Set task:
Gather every line in the records below that contains the word "base".

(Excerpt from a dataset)
** Start **
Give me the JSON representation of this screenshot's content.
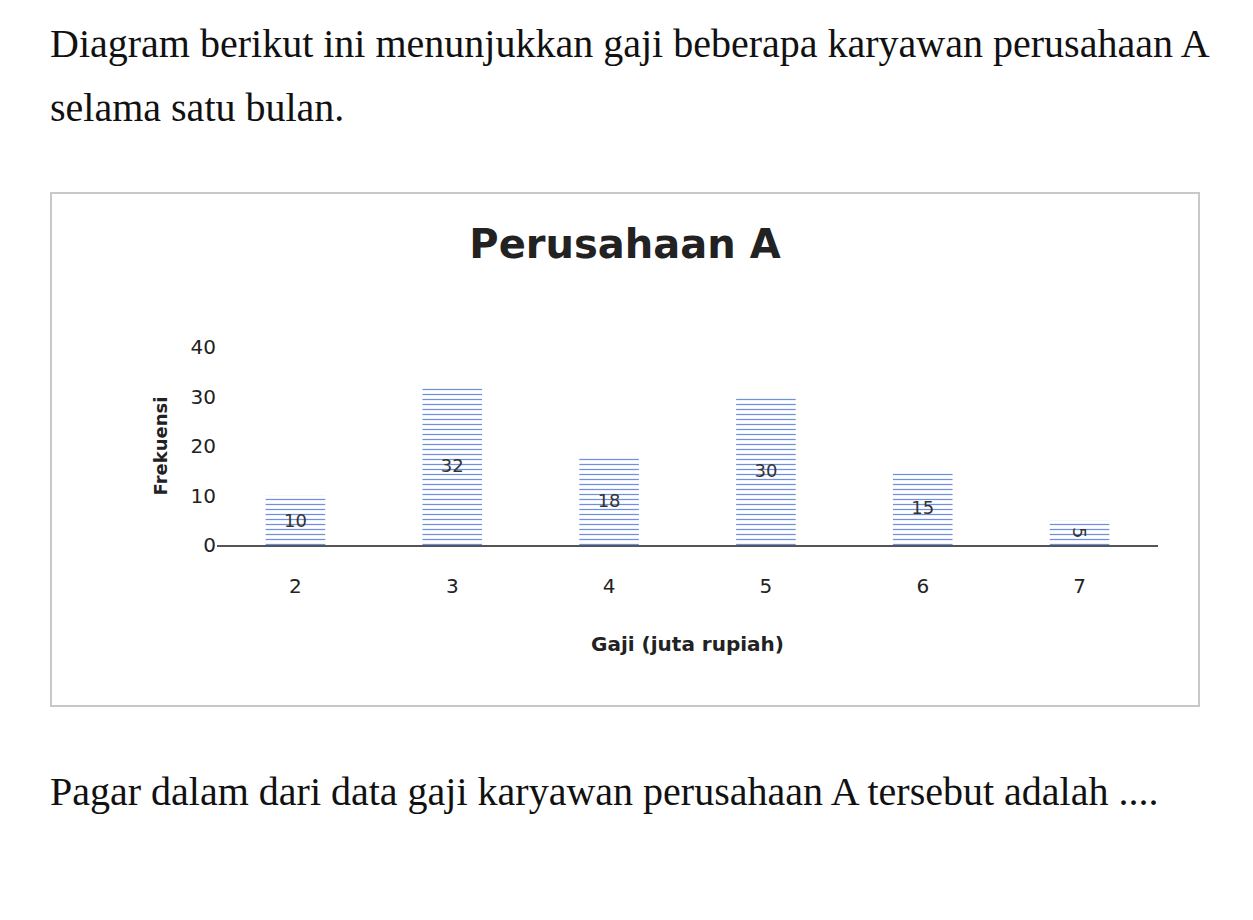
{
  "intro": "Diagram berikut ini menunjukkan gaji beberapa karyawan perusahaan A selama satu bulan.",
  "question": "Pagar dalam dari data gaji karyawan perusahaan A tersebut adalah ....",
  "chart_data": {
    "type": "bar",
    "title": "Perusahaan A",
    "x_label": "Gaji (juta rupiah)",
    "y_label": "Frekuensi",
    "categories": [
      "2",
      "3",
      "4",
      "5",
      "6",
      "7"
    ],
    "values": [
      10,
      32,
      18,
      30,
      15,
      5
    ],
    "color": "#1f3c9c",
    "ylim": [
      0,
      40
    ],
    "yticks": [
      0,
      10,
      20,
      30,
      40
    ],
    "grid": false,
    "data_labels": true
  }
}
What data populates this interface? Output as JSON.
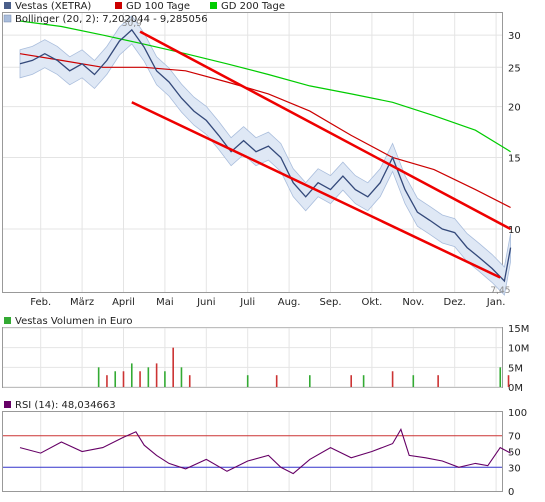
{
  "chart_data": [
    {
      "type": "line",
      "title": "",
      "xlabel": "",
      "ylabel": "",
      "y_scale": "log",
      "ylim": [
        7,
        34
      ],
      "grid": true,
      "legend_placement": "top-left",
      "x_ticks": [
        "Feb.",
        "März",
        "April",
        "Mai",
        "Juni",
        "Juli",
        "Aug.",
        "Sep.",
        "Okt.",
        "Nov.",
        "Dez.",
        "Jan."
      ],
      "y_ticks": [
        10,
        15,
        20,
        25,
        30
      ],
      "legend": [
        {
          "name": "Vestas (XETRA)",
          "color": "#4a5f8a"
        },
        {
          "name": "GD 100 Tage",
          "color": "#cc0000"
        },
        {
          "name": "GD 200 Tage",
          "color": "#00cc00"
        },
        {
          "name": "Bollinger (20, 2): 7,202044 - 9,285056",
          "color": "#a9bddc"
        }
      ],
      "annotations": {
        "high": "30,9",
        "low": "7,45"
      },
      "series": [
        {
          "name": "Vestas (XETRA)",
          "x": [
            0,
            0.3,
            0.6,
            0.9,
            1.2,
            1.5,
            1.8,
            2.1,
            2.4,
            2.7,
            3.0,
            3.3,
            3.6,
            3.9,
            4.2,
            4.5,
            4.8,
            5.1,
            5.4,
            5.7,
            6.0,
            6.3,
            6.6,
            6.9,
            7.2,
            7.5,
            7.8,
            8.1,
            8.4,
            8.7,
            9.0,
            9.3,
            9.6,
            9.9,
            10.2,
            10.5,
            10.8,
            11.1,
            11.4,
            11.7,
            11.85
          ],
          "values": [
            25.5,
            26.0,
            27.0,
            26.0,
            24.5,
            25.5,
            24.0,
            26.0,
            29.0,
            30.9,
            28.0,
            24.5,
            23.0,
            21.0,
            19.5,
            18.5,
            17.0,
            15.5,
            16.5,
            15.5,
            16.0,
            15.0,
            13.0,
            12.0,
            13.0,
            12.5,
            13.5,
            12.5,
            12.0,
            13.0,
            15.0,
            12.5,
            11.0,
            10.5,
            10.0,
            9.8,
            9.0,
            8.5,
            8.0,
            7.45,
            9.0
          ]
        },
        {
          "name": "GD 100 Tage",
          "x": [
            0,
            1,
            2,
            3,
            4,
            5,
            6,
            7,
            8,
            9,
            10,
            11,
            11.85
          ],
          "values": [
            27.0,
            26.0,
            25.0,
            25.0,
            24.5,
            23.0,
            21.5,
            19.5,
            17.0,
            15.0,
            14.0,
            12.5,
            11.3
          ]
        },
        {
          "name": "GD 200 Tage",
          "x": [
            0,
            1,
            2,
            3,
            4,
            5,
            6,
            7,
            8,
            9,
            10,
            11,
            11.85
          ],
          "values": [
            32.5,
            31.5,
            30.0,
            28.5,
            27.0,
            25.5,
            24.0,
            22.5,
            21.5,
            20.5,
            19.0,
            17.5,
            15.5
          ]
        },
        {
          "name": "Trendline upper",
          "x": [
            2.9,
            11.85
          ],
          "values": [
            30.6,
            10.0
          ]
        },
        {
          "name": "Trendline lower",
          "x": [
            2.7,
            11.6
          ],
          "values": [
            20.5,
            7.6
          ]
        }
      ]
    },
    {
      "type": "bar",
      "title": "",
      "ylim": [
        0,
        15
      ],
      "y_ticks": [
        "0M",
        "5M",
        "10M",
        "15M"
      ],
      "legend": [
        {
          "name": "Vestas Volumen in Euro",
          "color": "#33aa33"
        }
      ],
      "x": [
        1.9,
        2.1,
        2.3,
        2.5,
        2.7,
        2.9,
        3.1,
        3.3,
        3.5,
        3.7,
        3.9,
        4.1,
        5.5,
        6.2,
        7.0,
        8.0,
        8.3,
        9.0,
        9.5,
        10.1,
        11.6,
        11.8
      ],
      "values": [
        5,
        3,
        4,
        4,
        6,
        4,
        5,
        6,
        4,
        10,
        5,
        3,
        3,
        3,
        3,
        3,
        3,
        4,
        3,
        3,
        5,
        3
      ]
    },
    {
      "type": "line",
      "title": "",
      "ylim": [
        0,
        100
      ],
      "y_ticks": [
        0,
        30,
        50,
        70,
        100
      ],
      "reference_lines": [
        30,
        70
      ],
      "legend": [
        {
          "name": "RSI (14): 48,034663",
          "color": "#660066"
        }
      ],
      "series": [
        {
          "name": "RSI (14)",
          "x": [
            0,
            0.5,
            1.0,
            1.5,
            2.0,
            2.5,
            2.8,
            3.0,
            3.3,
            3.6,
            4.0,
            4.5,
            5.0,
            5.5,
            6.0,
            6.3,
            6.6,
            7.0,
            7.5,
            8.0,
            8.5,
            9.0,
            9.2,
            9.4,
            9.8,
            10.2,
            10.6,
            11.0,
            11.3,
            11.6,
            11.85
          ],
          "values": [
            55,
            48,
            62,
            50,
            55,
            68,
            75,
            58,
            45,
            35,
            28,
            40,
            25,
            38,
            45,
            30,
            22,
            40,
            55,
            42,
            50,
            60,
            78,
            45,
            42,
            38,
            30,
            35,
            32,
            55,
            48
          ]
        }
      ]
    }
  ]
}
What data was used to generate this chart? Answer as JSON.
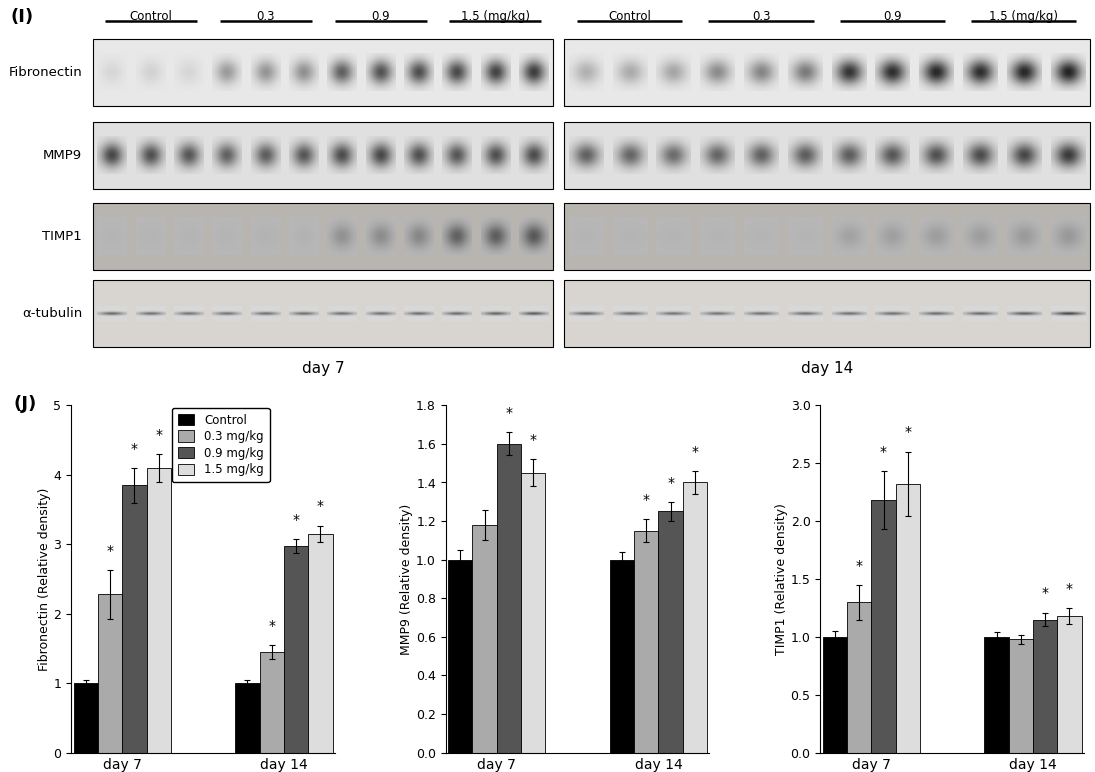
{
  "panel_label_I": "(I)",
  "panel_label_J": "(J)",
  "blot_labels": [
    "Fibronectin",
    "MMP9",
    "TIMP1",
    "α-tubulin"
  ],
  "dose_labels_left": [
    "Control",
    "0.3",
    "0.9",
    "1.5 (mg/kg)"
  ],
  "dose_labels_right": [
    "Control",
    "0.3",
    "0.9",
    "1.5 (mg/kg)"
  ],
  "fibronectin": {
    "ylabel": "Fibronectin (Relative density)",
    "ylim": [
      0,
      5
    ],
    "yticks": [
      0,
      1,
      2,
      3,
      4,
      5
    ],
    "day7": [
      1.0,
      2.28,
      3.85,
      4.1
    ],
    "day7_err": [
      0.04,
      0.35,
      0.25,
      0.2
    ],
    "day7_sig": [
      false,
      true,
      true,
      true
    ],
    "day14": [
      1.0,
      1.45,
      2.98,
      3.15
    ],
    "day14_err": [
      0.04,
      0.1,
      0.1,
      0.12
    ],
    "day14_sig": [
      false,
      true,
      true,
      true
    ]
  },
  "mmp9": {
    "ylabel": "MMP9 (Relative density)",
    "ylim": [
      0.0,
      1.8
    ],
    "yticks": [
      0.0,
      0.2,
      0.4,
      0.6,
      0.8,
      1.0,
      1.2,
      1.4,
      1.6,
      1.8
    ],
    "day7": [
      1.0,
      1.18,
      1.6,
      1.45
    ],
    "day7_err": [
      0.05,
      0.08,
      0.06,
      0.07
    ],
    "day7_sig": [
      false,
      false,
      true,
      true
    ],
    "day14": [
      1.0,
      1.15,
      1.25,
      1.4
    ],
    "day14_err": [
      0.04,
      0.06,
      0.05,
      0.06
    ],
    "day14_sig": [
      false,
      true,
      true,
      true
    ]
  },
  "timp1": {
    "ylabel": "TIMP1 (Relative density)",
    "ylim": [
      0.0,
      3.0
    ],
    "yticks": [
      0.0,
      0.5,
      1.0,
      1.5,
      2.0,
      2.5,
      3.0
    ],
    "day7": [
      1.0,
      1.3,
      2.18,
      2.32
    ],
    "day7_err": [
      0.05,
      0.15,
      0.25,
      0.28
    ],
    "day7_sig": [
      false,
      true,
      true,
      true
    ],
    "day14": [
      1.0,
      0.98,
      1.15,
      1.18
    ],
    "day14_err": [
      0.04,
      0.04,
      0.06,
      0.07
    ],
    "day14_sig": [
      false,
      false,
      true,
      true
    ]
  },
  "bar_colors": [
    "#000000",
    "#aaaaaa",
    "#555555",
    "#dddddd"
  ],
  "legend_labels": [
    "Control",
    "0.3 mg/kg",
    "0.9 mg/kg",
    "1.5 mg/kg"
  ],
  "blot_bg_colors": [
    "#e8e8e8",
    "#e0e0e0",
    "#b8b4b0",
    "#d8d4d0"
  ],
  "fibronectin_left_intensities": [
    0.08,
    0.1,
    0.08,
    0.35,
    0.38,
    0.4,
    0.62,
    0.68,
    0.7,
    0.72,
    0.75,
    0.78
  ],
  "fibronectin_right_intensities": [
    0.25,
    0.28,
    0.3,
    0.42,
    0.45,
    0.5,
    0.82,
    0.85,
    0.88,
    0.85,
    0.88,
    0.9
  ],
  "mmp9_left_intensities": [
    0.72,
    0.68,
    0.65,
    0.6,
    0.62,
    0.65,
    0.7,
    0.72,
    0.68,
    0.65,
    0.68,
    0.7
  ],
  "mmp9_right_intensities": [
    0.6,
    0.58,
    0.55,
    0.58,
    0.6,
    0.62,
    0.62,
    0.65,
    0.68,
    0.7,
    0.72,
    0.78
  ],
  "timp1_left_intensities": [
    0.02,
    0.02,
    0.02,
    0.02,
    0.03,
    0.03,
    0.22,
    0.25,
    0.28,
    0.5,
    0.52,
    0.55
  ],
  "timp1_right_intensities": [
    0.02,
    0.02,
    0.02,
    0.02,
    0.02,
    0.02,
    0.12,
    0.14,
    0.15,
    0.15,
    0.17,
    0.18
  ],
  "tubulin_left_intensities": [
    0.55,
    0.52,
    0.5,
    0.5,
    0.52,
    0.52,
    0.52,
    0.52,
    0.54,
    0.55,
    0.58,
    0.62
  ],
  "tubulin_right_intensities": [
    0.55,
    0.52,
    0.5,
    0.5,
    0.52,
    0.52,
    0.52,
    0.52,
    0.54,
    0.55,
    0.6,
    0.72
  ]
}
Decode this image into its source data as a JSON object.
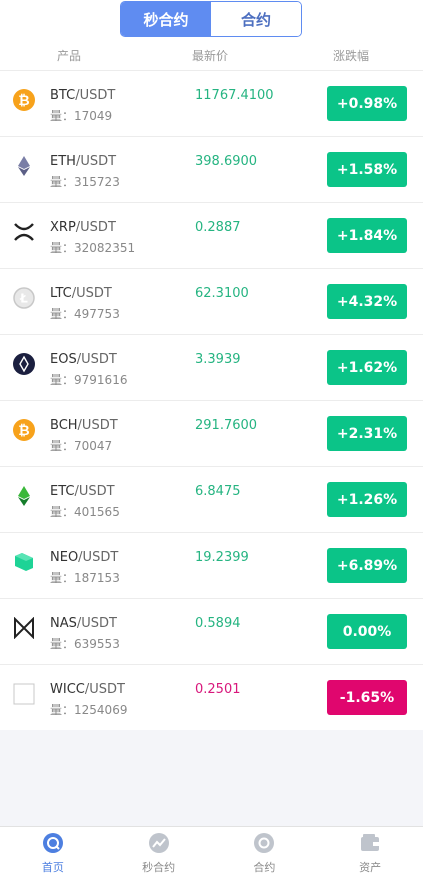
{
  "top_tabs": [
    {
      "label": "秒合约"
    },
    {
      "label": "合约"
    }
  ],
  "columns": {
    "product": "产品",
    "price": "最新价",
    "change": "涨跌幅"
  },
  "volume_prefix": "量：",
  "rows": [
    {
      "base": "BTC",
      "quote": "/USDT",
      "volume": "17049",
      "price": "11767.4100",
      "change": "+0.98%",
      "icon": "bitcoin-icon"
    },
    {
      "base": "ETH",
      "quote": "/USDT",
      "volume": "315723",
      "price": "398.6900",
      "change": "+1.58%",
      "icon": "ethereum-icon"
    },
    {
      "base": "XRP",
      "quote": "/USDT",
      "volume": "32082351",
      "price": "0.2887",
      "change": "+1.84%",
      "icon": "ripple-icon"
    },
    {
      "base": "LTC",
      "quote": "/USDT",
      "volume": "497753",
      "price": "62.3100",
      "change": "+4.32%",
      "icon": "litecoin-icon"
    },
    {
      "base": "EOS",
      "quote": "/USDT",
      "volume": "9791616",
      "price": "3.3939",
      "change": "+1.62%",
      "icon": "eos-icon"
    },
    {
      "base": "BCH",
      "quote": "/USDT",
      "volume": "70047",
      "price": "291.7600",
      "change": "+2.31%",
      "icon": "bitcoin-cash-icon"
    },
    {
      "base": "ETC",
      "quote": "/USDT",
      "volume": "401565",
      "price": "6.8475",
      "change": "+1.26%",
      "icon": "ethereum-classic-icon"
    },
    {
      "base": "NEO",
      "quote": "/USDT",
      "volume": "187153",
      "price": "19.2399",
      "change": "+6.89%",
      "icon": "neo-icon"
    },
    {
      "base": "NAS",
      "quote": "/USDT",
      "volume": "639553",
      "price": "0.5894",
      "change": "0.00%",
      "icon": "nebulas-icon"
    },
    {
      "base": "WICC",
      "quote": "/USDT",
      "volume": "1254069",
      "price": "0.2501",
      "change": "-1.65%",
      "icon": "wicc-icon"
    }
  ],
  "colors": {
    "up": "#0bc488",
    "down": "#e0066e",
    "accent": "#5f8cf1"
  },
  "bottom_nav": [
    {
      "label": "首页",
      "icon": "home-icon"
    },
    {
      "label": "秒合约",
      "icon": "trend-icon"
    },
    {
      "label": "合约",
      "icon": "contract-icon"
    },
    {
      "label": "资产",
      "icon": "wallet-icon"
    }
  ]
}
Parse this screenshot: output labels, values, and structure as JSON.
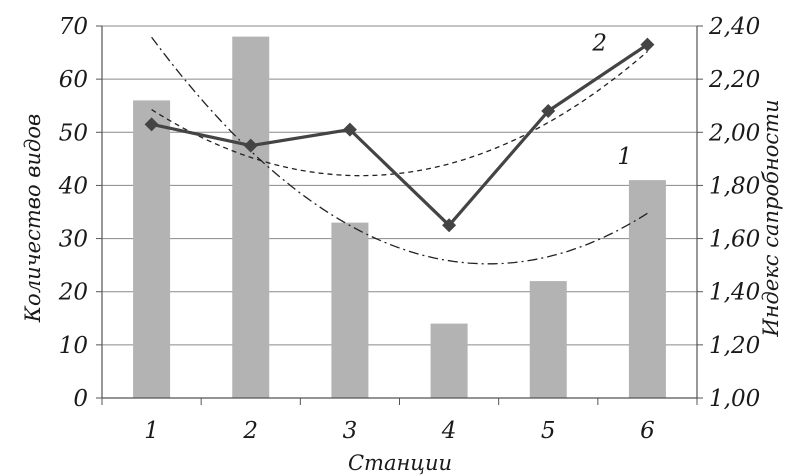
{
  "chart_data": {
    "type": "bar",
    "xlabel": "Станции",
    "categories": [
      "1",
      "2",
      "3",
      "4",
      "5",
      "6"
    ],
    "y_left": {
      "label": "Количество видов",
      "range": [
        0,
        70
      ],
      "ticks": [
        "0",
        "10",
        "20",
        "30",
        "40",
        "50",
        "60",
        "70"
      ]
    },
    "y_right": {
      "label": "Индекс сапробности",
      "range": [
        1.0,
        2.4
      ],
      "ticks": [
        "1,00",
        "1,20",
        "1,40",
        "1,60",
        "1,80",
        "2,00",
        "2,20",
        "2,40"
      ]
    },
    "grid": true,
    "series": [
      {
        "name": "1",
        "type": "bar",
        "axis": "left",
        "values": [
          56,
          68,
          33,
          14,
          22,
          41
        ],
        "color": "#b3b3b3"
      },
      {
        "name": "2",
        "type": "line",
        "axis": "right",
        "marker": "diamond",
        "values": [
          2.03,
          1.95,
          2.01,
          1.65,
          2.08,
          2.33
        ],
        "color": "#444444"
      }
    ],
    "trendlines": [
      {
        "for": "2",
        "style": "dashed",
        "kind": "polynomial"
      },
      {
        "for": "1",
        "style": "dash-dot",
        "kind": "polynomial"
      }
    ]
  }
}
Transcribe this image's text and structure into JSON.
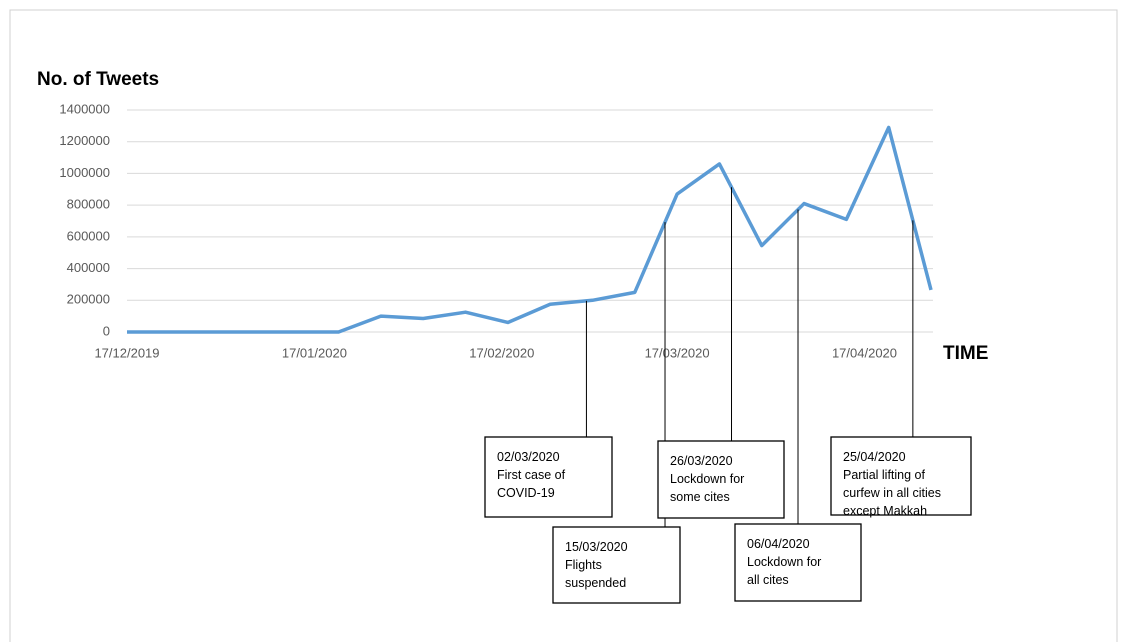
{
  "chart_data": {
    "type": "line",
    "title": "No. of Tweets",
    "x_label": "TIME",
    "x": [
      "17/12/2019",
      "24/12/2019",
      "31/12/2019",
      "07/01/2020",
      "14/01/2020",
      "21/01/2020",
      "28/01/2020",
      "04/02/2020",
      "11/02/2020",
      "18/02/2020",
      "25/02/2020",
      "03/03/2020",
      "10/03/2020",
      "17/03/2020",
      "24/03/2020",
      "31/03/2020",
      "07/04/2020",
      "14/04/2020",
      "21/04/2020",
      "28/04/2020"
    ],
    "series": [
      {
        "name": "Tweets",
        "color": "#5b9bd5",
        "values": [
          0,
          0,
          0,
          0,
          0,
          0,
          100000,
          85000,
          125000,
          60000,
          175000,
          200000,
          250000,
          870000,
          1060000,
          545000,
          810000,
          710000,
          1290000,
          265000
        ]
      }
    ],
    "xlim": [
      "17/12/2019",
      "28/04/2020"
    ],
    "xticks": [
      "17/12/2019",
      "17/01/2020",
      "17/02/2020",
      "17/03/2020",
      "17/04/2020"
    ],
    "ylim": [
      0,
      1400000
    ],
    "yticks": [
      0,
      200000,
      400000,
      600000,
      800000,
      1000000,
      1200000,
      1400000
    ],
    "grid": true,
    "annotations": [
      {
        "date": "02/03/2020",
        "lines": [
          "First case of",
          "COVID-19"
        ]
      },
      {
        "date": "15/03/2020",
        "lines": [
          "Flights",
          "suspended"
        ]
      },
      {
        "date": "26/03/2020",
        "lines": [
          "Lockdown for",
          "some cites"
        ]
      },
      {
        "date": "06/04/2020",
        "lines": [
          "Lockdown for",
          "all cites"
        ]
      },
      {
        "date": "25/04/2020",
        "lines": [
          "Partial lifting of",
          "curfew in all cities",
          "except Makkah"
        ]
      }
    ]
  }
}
** End **
Result of this task:
      "base": "BTC",
      "base": "ETH",
      "base": "XRP",
      "base": "LTC",
      "base": "EOS",
      "base": "BCH",
      "base": "ETC",
      "base": "NEO",
      "base": "NAS",
      "base": "WICC",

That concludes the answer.